GIVEN PROBLEM -
Reproduce these lines with "screenshot" substituted by "screen capture" and everything else left unchanged, omitting the pictures.

━━━━━ DATA SUPPLIED

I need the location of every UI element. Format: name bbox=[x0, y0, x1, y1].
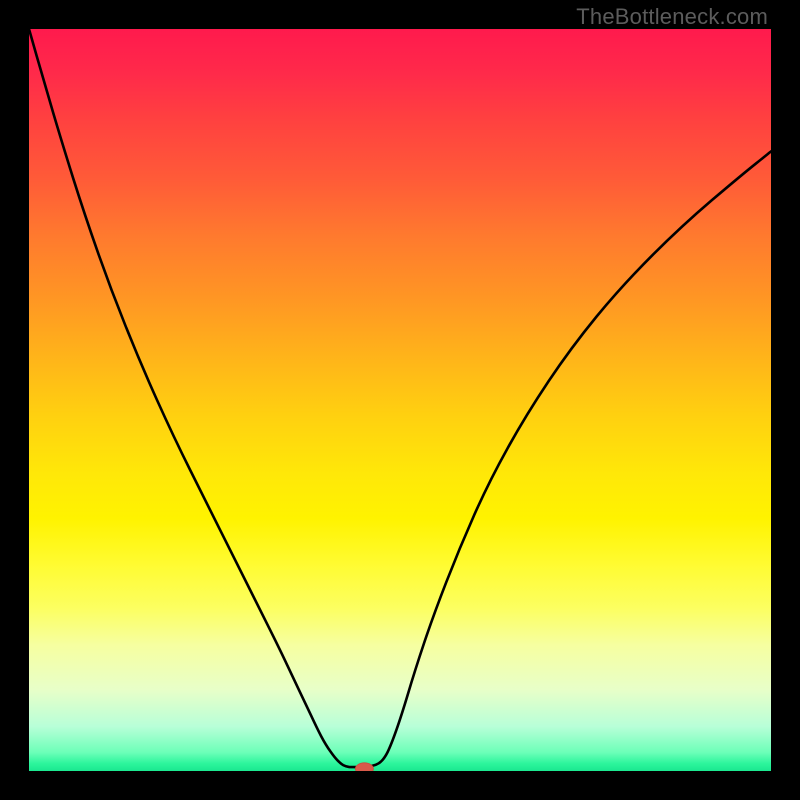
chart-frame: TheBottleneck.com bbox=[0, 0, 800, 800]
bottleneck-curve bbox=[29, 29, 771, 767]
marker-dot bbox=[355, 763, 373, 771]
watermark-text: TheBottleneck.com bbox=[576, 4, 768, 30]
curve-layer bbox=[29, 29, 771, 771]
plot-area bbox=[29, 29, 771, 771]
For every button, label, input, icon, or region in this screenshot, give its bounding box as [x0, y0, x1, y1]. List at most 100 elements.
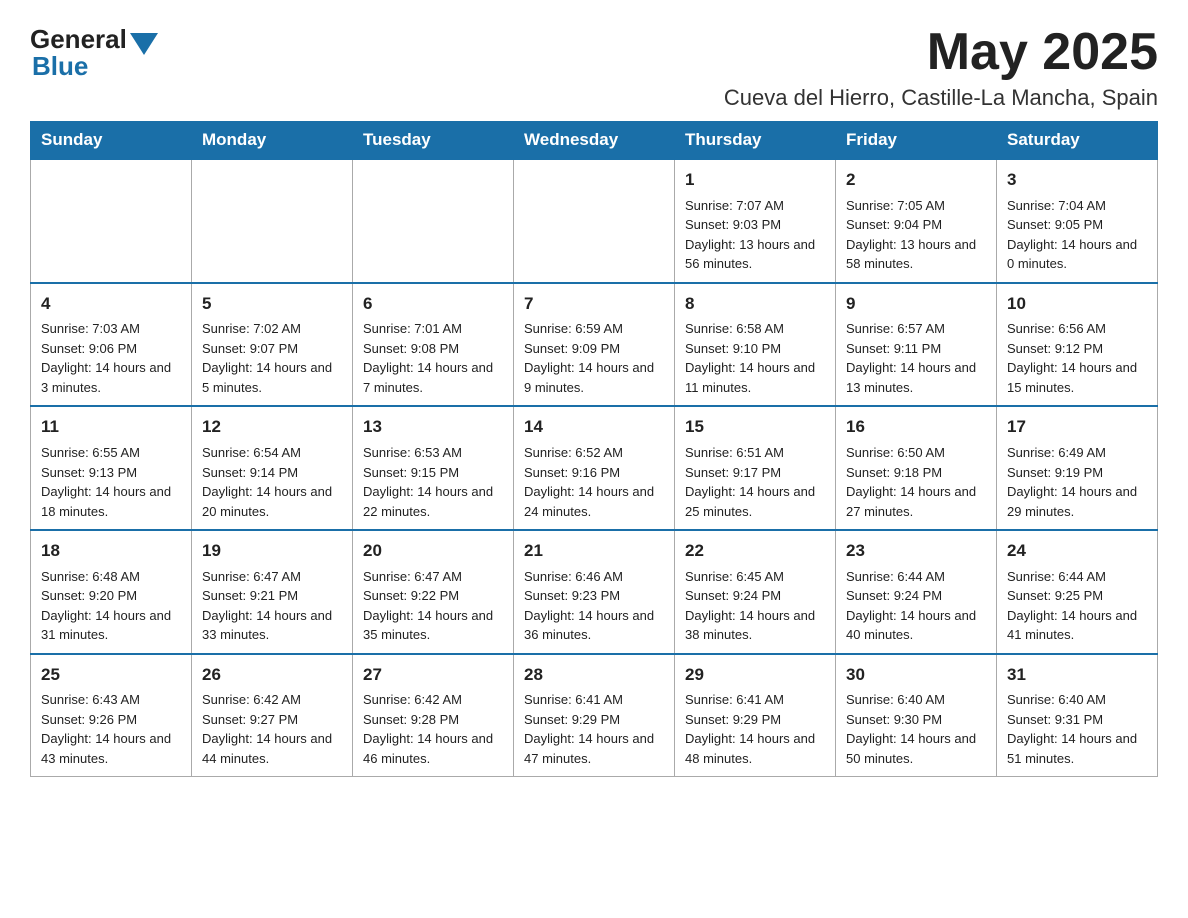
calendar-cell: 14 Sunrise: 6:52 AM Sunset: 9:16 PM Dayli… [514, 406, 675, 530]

━━━━━━━━━━

FULL ANSWER -
I need the location of every UI element. Format: name bbox=[x0, y0, x1, y1].
chart-frame: TheBottleneck.com bbox=[0, 0, 800, 800]
bottleneck-curve bbox=[29, 29, 771, 767]
marker-dot bbox=[355, 763, 373, 771]
watermark-text: TheBottleneck.com bbox=[576, 4, 768, 30]
curve-layer bbox=[29, 29, 771, 771]
plot-area bbox=[29, 29, 771, 771]
For every button, label, input, icon, or region in this screen capture, give its bounding box as [x0, y0, x1, y1]. List at most 100 elements.
calendar-cell: 14 Sunrise: 6:52 AM Sunset: 9:16 PM Dayli… [514, 406, 675, 530]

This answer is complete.